### INPUT FOR THIS TASK
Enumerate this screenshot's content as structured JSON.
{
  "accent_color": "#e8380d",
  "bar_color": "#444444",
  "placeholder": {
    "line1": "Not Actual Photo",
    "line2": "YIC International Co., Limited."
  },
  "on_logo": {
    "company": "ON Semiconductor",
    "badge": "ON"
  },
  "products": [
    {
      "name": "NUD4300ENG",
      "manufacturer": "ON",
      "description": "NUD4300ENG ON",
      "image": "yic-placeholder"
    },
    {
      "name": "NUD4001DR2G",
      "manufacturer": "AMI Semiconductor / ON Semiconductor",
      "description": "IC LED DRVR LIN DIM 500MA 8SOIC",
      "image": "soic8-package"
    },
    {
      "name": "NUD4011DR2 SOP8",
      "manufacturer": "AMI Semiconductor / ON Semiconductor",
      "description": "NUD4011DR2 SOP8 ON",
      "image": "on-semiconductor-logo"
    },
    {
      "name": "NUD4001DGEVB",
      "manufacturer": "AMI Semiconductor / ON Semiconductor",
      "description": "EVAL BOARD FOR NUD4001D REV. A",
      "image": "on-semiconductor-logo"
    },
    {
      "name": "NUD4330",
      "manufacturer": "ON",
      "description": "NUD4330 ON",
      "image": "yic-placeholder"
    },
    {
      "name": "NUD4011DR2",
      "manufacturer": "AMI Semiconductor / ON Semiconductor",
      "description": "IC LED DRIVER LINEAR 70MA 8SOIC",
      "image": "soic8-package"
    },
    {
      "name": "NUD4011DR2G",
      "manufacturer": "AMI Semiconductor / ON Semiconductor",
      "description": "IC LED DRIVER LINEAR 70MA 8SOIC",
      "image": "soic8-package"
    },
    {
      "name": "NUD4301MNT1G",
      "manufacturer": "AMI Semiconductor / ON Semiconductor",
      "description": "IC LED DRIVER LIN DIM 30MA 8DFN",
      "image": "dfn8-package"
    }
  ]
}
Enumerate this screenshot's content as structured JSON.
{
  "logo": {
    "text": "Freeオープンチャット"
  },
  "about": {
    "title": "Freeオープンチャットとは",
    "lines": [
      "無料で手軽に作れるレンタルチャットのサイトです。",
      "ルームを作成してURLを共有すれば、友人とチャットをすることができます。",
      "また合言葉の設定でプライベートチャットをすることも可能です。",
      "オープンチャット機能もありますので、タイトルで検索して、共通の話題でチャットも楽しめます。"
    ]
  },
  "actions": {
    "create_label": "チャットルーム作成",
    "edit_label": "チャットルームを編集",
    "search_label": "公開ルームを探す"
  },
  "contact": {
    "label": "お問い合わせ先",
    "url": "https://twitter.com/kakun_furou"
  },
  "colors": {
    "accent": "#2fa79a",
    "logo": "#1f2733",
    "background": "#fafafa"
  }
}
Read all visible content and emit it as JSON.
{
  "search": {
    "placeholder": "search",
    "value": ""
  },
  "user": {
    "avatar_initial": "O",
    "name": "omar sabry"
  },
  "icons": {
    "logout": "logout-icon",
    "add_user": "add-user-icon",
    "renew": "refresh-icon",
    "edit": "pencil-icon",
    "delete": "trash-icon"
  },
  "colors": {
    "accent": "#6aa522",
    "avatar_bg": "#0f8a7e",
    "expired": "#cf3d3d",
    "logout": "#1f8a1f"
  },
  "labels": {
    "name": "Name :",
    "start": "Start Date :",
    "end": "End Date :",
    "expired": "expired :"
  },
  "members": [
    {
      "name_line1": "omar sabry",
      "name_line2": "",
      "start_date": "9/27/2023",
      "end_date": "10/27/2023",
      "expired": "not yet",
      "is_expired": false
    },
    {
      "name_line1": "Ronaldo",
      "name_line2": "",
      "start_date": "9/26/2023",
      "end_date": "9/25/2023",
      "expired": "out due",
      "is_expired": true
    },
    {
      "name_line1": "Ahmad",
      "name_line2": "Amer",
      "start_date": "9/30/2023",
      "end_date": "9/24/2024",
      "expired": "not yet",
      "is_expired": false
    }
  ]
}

### WHAT IS ASKED
Isolate the lines that hold the word "sabry" and copy all of them.

### THE RESPONSE
    "name": "omar sabry"
      "name_line1": "omar sabry",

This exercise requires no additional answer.